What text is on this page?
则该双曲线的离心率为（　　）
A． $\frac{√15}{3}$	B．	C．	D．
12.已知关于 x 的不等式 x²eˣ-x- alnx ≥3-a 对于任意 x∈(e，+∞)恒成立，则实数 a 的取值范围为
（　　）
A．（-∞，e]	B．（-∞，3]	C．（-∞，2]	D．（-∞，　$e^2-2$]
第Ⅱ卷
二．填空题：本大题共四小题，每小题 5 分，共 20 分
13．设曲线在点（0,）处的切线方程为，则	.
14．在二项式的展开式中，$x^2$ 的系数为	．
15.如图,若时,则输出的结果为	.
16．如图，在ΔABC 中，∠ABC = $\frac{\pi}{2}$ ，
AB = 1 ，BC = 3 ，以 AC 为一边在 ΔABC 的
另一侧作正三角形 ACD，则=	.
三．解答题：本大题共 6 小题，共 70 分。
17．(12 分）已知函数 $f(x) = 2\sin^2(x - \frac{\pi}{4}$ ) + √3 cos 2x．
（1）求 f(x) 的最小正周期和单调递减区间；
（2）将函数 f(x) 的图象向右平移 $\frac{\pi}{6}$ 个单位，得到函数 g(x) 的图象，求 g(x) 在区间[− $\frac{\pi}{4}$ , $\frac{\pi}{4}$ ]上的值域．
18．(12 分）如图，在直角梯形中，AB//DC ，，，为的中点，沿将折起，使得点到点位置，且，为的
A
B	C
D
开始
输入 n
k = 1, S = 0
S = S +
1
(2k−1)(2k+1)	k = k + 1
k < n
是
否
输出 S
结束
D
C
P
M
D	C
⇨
# # #
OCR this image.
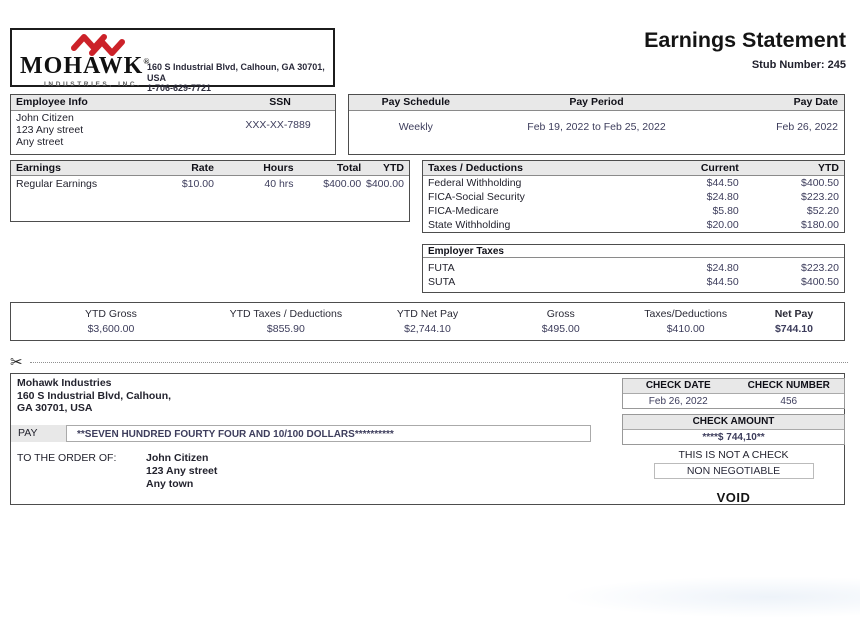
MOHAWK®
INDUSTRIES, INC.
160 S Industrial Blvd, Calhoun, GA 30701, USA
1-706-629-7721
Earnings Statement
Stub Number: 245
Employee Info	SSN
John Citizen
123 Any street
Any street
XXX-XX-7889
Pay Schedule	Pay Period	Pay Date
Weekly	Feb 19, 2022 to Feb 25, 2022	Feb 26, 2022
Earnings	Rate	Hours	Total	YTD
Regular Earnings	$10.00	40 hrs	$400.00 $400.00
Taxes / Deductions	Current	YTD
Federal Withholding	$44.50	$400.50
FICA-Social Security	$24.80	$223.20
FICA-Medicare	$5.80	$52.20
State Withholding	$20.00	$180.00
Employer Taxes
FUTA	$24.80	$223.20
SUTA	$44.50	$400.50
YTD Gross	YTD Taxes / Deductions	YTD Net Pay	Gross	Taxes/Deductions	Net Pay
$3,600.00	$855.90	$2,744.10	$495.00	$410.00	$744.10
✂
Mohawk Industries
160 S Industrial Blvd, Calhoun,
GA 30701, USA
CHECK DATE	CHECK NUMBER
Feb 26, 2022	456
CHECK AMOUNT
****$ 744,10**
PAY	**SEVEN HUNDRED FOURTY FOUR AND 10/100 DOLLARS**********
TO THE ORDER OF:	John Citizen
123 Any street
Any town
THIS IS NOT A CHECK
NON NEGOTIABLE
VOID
# # #
**Aim of the task:** Say only how many lines in the records carry the word "CHECK".

**Task solution:** 3